■ **EXERCISE**:
Copy the data below exactly, omitting any picture it contains.

■ **MATERIAL**:
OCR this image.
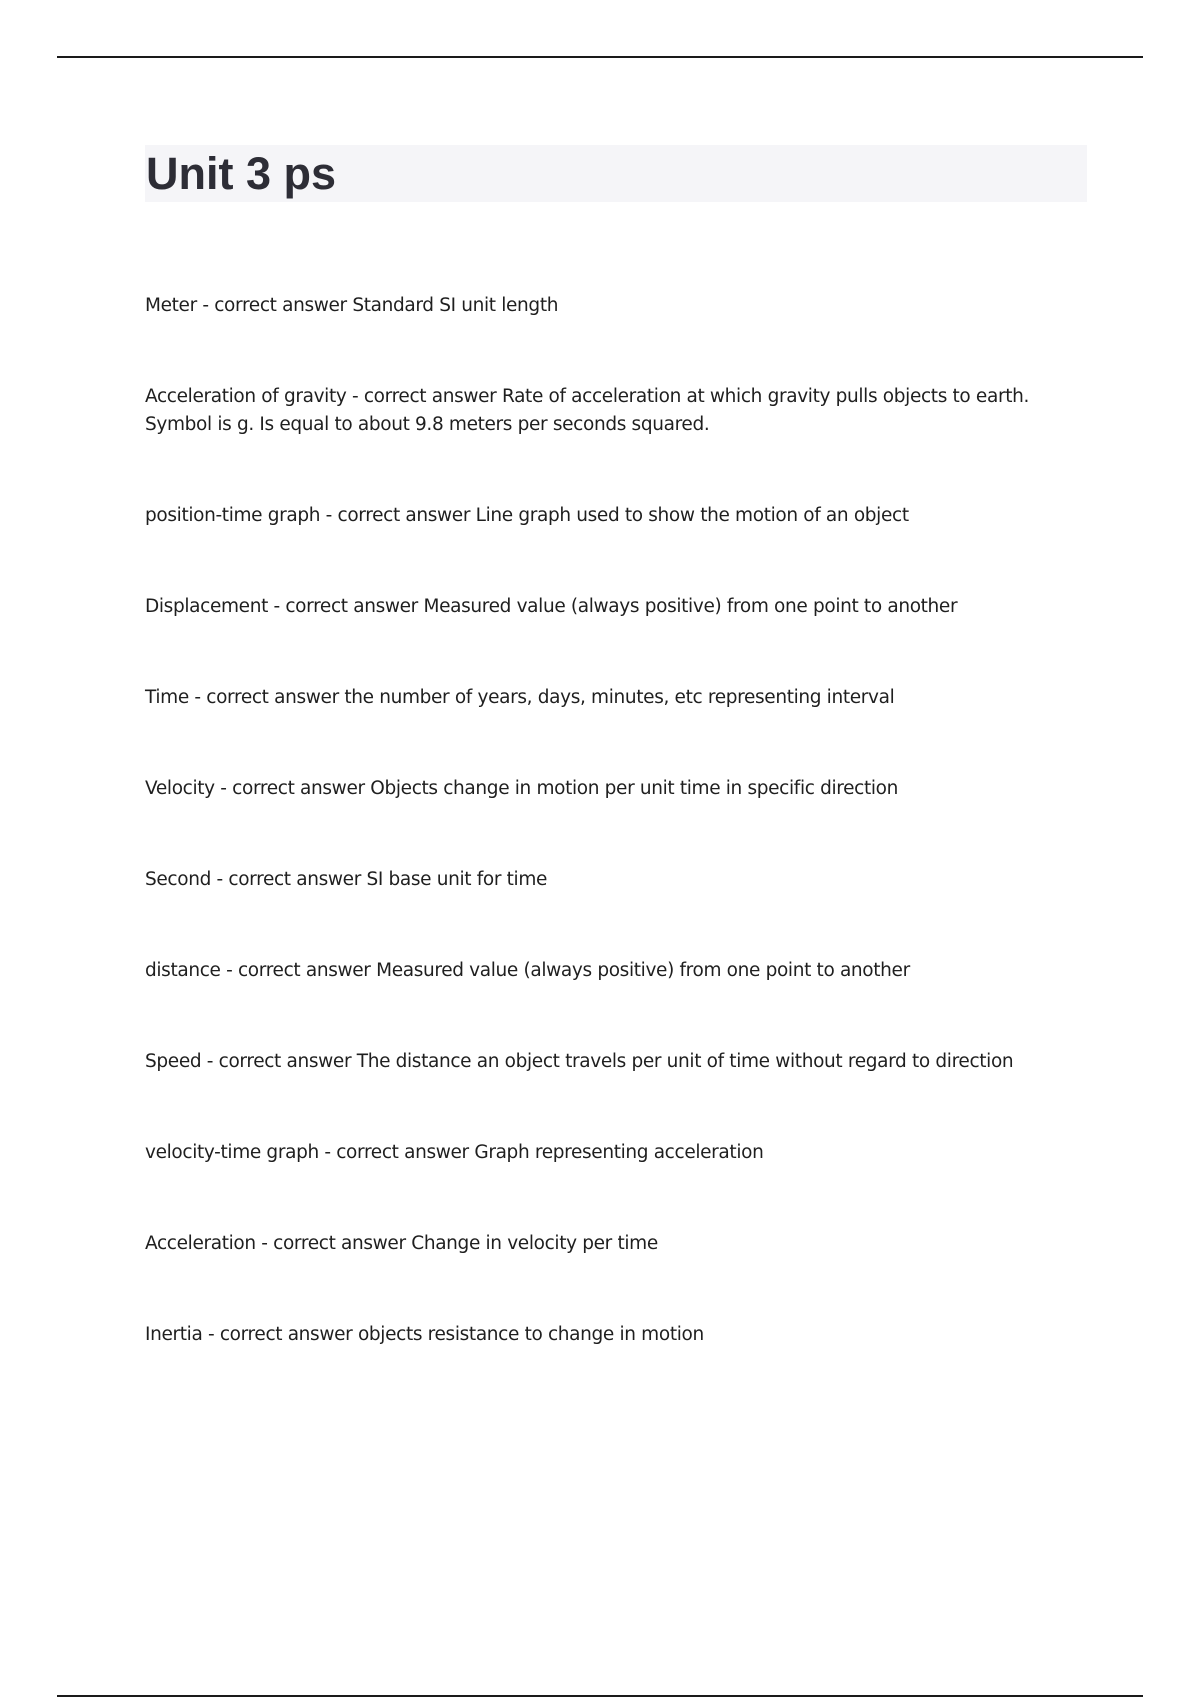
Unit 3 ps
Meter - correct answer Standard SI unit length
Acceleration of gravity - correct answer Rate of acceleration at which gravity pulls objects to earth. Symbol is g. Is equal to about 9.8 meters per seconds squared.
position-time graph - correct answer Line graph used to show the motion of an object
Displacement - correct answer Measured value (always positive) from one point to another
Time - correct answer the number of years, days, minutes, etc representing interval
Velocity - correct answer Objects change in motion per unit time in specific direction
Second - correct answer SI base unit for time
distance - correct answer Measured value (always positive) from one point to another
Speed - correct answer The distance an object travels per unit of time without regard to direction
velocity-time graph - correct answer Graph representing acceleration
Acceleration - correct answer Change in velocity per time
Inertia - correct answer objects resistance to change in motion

■ **OUTPUT FOR THIS EXERCISE**:
OCR this image.
Unit 3 ps
Meter - correct answer Standard SI unit length
Acceleration of gravity - correct answer Rate of acceleration at which gravity pulls objects to earth. Symbol is g. Is equal to about 9.8 meters per seconds squared.
position-time graph - correct answer Line graph used to show the motion of an object
Displacement - correct answer Measured value (always positive) from one point to another
Time - correct answer the number of years, days, minutes, etc representing interval
Velocity - correct answer Objects change in motion per unit time in specific direction
Second - correct answer SI base unit for time
distance - correct answer Measured value (always positive) from one point to another
Speed - correct answer The distance an object travels per unit of time without regard to direction
velocity-time graph - correct answer Graph representing acceleration
Acceleration - correct answer Change in velocity per time
Inertia - correct answer objects resistance to change in motion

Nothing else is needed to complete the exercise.